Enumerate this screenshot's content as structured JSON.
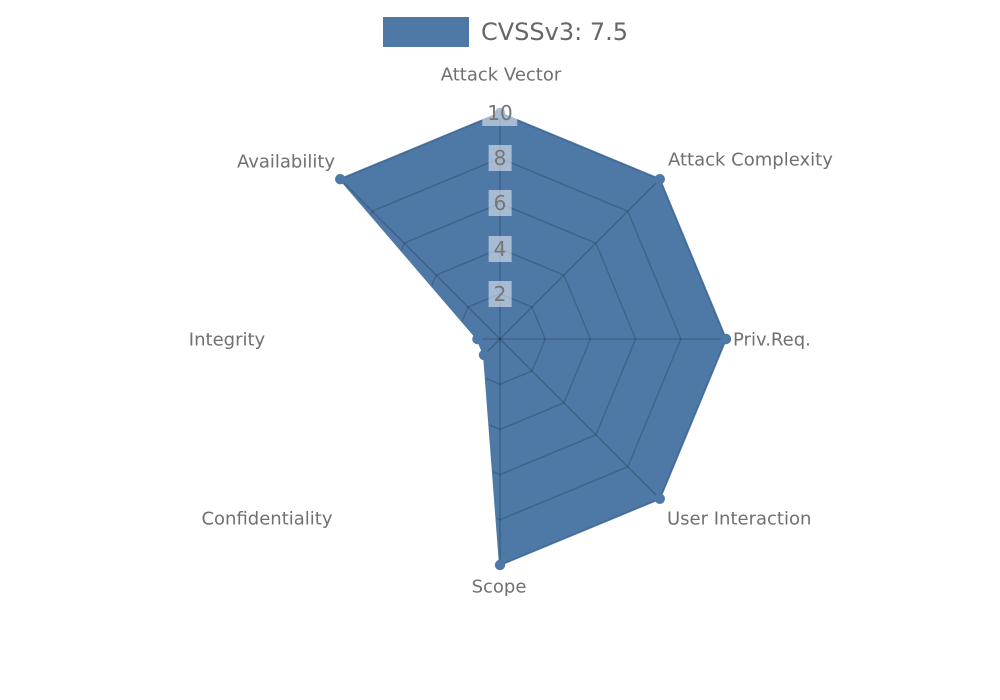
{
  "legend": {
    "label": "CVSSv3: 7.5",
    "swatch_color": "#4e79a7"
  },
  "chart_data": {
    "type": "radar",
    "title": "",
    "categories": [
      "Attack Vector",
      "Attack Complexity",
      "Priv.Req.",
      "User Interaction",
      "Scope",
      "Confidentiality",
      "Integrity",
      "Availability"
    ],
    "series": [
      {
        "name": "CVSSv3: 7.5",
        "values": [
          10,
          10,
          10,
          10,
          10,
          1,
          1,
          10
        ]
      }
    ],
    "ticks": [
      2,
      4,
      6,
      8,
      10
    ],
    "rmax": 10,
    "fill_color": "#4e79a7",
    "grid": "on",
    "grid_clipped_to_polygon": true,
    "legend_position": "top-center"
  }
}
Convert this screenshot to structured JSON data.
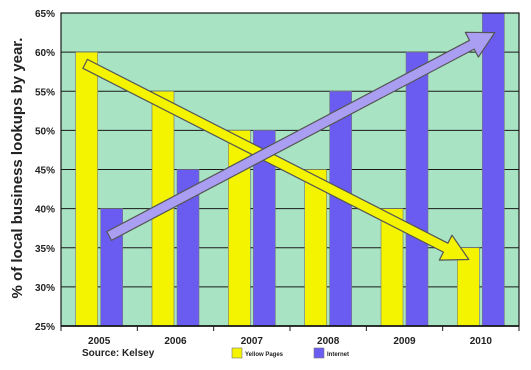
{
  "chart_data": {
    "type": "bar",
    "categories": [
      "2005",
      "2006",
      "2007",
      "2008",
      "2009",
      "2010"
    ],
    "series": [
      {
        "name": "Yellow Pages",
        "color": "#f4f400",
        "values": [
          60,
          55,
          50,
          45,
          40,
          35
        ]
      },
      {
        "name": "Internet",
        "color": "#6a5cf0",
        "values": [
          40,
          45,
          50,
          55,
          60,
          65
        ]
      }
    ],
    "ylabel": "% of local business lookups by year.",
    "ylim": [
      25,
      65
    ],
    "ytick_values": [
      25,
      30,
      35,
      40,
      45,
      50,
      55,
      60,
      65
    ],
    "ytick_labels": [
      "25%",
      "30%",
      "35%",
      "40%",
      "45%",
      "50%",
      "55%",
      "60%",
      "65%"
    ],
    "grid": true,
    "legend_position": "bottom",
    "plot_background": "#a8e4c4",
    "trend_arrows": [
      {
        "series": "Yellow Pages",
        "from_category": "2005",
        "to_category": "2010",
        "from_value": 58.5,
        "to_value": 33.5,
        "color": "#f4f400"
      },
      {
        "series": "Internet",
        "from_category": "2005",
        "to_category": "2010",
        "from_value": 36.5,
        "to_value": 62.5,
        "color": "#a99ef2"
      }
    ],
    "source": "Source: Kelsey"
  }
}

**Exercise brief**: Copy out every line of the data that includes "Yellow".

**Correct output**:
        "name": "Yellow Pages",
        "series": "Yellow Pages",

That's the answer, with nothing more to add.